| Work to do |
Tally how many lines of these entries hold the string "شهرک". Return the number alone.

— Start of Records for this exercise —

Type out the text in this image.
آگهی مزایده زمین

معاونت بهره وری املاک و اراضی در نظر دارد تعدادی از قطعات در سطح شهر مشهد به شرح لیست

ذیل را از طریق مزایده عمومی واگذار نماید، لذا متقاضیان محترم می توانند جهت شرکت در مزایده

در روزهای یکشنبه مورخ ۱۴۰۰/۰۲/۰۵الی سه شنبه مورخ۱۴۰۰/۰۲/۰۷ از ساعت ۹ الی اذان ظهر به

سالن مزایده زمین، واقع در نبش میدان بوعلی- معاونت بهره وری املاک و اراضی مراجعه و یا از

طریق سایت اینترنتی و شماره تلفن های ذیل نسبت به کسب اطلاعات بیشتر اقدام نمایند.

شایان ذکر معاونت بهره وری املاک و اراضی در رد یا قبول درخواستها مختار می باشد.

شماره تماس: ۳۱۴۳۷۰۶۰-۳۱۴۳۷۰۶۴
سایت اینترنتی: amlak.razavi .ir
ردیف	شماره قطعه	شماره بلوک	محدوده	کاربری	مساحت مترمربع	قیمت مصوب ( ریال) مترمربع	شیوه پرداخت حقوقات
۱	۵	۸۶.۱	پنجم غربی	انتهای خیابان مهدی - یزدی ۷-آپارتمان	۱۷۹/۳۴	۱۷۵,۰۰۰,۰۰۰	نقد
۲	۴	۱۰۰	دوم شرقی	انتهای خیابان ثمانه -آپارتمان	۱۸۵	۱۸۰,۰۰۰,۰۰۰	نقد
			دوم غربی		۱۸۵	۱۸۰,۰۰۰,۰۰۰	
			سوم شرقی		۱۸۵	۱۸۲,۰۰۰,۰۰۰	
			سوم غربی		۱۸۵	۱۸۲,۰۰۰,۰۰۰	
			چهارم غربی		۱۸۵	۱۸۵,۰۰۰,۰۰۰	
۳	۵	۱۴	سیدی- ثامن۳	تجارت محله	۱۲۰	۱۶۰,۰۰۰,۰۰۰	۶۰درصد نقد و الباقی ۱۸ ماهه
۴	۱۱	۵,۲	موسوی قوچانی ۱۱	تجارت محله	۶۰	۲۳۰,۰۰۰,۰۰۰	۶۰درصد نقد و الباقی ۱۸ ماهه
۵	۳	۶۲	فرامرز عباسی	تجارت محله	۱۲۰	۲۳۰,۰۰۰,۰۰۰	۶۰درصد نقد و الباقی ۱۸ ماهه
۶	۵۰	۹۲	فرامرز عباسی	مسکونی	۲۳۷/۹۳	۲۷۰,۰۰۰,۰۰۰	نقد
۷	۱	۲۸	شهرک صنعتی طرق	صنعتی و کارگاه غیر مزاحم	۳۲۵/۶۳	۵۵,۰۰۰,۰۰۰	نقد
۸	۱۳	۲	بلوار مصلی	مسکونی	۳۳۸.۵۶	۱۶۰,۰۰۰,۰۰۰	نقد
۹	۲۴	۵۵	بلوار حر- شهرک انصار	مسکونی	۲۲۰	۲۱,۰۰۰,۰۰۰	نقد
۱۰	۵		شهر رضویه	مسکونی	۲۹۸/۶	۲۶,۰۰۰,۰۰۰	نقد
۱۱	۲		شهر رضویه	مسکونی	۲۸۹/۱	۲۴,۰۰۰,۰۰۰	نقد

— End of Records for this exercise —
— Start of Records for this exercise —

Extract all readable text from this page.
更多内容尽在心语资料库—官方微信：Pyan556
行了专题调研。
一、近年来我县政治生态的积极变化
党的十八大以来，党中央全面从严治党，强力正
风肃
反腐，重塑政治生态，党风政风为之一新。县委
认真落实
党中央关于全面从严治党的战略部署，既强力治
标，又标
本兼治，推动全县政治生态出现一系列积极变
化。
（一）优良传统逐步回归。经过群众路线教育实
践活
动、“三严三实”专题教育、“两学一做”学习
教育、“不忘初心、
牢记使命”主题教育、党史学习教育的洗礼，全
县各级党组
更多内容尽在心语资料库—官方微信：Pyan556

— End of Records for this exercise —

| Finished answer |
2